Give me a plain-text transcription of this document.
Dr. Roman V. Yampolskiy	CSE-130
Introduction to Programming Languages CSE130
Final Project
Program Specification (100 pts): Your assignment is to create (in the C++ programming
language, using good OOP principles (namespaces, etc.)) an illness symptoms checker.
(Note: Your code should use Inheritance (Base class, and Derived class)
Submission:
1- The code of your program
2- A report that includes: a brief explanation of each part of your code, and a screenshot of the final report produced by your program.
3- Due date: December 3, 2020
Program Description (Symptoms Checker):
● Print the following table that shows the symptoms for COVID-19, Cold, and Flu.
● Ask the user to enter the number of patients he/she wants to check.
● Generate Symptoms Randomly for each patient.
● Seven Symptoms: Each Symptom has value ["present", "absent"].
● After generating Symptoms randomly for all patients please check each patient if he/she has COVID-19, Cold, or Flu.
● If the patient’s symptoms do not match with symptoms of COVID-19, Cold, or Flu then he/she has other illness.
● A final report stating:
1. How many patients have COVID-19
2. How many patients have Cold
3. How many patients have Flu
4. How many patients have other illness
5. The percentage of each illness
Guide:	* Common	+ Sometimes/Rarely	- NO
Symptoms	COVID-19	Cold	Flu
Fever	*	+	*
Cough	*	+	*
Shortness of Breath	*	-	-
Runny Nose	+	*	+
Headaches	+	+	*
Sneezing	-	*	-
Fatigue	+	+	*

·····

--- Try it ---
The entries above must be repeated word for word.

--- Reply to the task ---
Give me a plain-text transcription of this document.
Dr. Roman V. Yampolskiy	CSE-130
Introduction to Programming Languages CSE130
Final Project
Program Specification (100 pts): Your assignment is to create (in the C++ programming
language, using good OOP principles (namespaces, etc.)) an illness symptoms checker.
(Note: Your code should use Inheritance (Base class, and Derived class)
Submission:
1- The code of your program
2- A report that includes: a brief explanation of each part of your code, and a screenshot of the final report produced by your program.
3- Due date: December 3, 2020
Program Description (Symptoms Checker):
● Print the following table that shows the symptoms for COVID-19, Cold, and Flu.
● Ask the user to enter the number of patients he/she wants to check.
● Generate Symptoms Randomly for each patient.
● Seven Symptoms: Each Symptom has value ["present", "absent"].
● After generating Symptoms randomly for all patients please check each patient if he/she has COVID-19, Cold, or Flu.
● If the patient’s symptoms do not match with symptoms of COVID-19, Cold, or Flu then he/she has other illness.
● A final report stating:
1. How many patients have COVID-19
2. How many patients have Cold
3. How many patients have Flu
4. How many patients have other illness
5. The percentage of each illness
Guide:	* Common	+ Sometimes/Rarely	- NO
Symptoms	COVID-19	Cold	Flu
Fever	*	+	*
Cough	*	+	*
Shortness of Breath	*	-	-
Runny Nose	+	*	+
Headaches	+	+	*
Sneezing	-	*	-
Fatigue	+	+	*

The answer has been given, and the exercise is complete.